Produce an exact copy of the lines from the line that contains "Enumerate this screenshot's" to the end of the listing below.

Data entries
= = = = =

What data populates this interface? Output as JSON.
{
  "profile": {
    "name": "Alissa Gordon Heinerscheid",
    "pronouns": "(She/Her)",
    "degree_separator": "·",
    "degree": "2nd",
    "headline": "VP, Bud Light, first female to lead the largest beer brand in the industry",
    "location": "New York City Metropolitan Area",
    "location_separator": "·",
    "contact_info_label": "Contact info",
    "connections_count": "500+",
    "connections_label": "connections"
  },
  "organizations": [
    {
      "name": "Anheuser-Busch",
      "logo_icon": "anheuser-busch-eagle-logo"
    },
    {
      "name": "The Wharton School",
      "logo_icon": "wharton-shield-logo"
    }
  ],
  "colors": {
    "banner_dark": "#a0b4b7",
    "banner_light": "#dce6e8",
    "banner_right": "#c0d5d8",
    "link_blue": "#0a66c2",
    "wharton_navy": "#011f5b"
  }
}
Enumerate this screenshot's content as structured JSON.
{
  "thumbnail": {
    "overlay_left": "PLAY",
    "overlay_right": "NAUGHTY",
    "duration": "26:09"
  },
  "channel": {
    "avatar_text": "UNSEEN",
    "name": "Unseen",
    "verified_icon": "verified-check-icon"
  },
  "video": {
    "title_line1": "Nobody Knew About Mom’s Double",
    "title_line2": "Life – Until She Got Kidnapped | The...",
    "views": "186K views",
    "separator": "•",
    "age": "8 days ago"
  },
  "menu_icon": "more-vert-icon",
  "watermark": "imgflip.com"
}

= = = = =

» Output:
Enumerate this screenshot's content as structured JSON.
{
  "thumbnail": {
    "overlay_left": "PLAY",
    "overlay_right": "NAUGHTY",
    "duration": "26:09"
  },
  "channel": {
    "avatar_text": "UNSEEN",
    "name": "Unseen",
    "verified_icon": "verified-check-icon"
  },
  "video": {
    "title_line1": "Nobody Knew About Mom’s Double",
    "title_line2": "Life – Until She Got Kidnapped | The...",
    "views": "186K views",
    "separator": "•",
    "age": "8 days ago"
  },
  "menu_icon": "more-vert-icon",
  "watermark": "imgflip.com"
}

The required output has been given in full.